## Short problem
Copy the records below exactly as they appear.

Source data
::::::::::

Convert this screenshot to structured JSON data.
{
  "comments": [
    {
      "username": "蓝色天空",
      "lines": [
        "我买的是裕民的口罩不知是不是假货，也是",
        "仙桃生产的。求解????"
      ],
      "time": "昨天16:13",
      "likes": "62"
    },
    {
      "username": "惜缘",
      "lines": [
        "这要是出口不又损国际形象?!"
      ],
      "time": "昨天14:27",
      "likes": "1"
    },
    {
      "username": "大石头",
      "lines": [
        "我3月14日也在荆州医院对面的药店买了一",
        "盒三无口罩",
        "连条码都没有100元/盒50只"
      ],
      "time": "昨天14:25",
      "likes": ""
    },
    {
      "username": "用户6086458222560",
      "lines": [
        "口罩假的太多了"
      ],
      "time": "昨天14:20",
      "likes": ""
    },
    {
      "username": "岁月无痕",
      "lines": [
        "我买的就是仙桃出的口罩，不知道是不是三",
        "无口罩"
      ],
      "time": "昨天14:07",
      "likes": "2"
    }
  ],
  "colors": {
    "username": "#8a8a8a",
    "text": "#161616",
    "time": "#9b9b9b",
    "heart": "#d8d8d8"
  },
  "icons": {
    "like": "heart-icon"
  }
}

::::::::::

## Answer below
Convert this screenshot to structured JSON data.
{
  "comments": [
    {
      "username": "蓝色天空",
      "lines": [
        "我买的是裕民的口罩不知是不是假货，也是",
        "仙桃生产的。求解????"
      ],
      "time": "昨天16:13",
      "likes": "62"
    },
    {
      "username": "惜缘",
      "lines": [
        "这要是出口不又损国际形象?!"
      ],
      "time": "昨天14:27",
      "likes": "1"
    },
    {
      "username": "大石头",
      "lines": [
        "我3月14日也在荆州医院对面的药店买了一",
        "盒三无口罩",
        "连条码都没有100元/盒50只"
      ],
      "time": "昨天14:25",
      "likes": ""
    },
    {
      "username": "用户6086458222560",
      "lines": [
        "口罩假的太多了"
      ],
      "time": "昨天14:20",
      "likes": ""
    },
    {
      "username": "岁月无痕",
      "lines": [
        "我买的就是仙桃出的口罩，不知道是不是三",
        "无口罩"
      ],
      "time": "昨天14:07",
      "likes": "2"
    }
  ],
  "colors": {
    "username": "#8a8a8a",
    "text": "#161616",
    "time": "#9b9b9b",
    "heart": "#d8d8d8"
  },
  "icons": {
    "like": "heart-icon"
  }
}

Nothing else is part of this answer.